Supplied data —
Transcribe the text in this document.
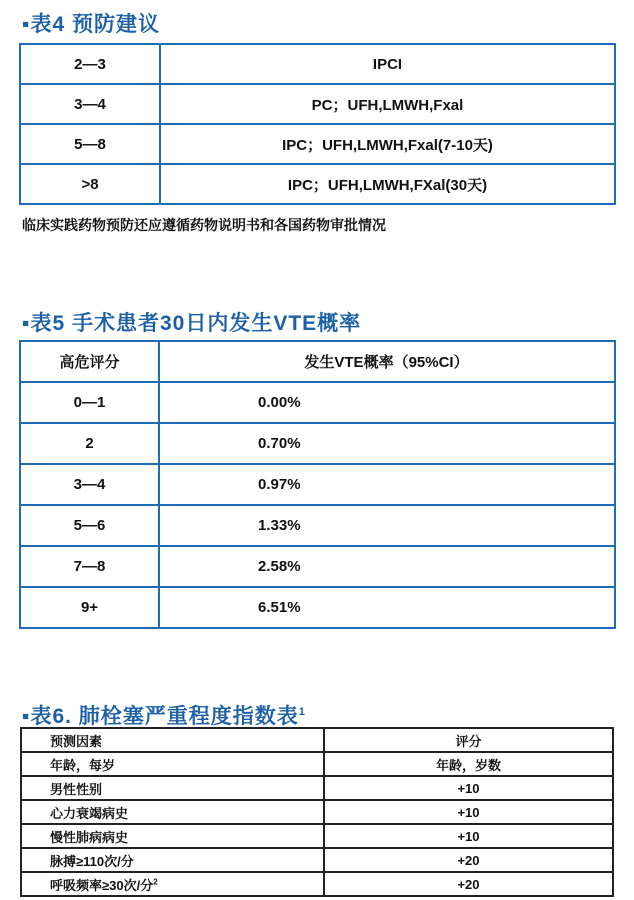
▪表4 预防建议
2—3	IPCI
3—4	PC；UFH,LMWH,Fxal
5—8	IPC；UFH,LMWH,Fxal(7-10天)
>8	IPC；UFH,LMWH,FXal(30天)
临床实践药物预防还应遵循药物说明书和各国药物审批情况
▪表5 手术患者30日内发生VTE概率
高危评分	发生VTE概率（95%CI）
0—1	0.00%
2	0.70%
3—4	0.97%
5—6	1.33%
7—8	2.58%
9+	6.51%
▪表6. 肺栓塞严重程度指数表$^1$
预测因素	评分
年龄，每岁	年龄，岁数
男性性别	+10
心力衰竭病史	+10
慢性肺病病史	+10
脉搏≥110次/分	+20
呼吸频率≥30次/分$^2$	+20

Challenge — Reproduce the records, all of them, word for word; omit the pictures.

Exercise response —
Transcribe the text in this document.
▪表4 预防建议
2—3	IPCI
3—4	PC；UFH,LMWH,Fxal
5—8	IPC；UFH,LMWH,Fxal(7-10天)
>8	IPC；UFH,LMWH,FXal(30天)
临床实践药物预防还应遵循药物说明书和各国药物审批情况
▪表5 手术患者30日内发生VTE概率
高危评分	发生VTE概率（95%CI）
0—1	0.00%
2	0.70%
3—4	0.97%
5—6	1.33%
7—8	2.58%
9+	6.51%
▪表6. 肺栓塞严重程度指数表$^1$
预测因素	评分
年龄，每岁	年龄，岁数
男性性别	+10
心力衰竭病史	+10
慢性肺病病史	+10
脉搏≥110次/分	+20
呼吸频率≥30次/分$^2$	+20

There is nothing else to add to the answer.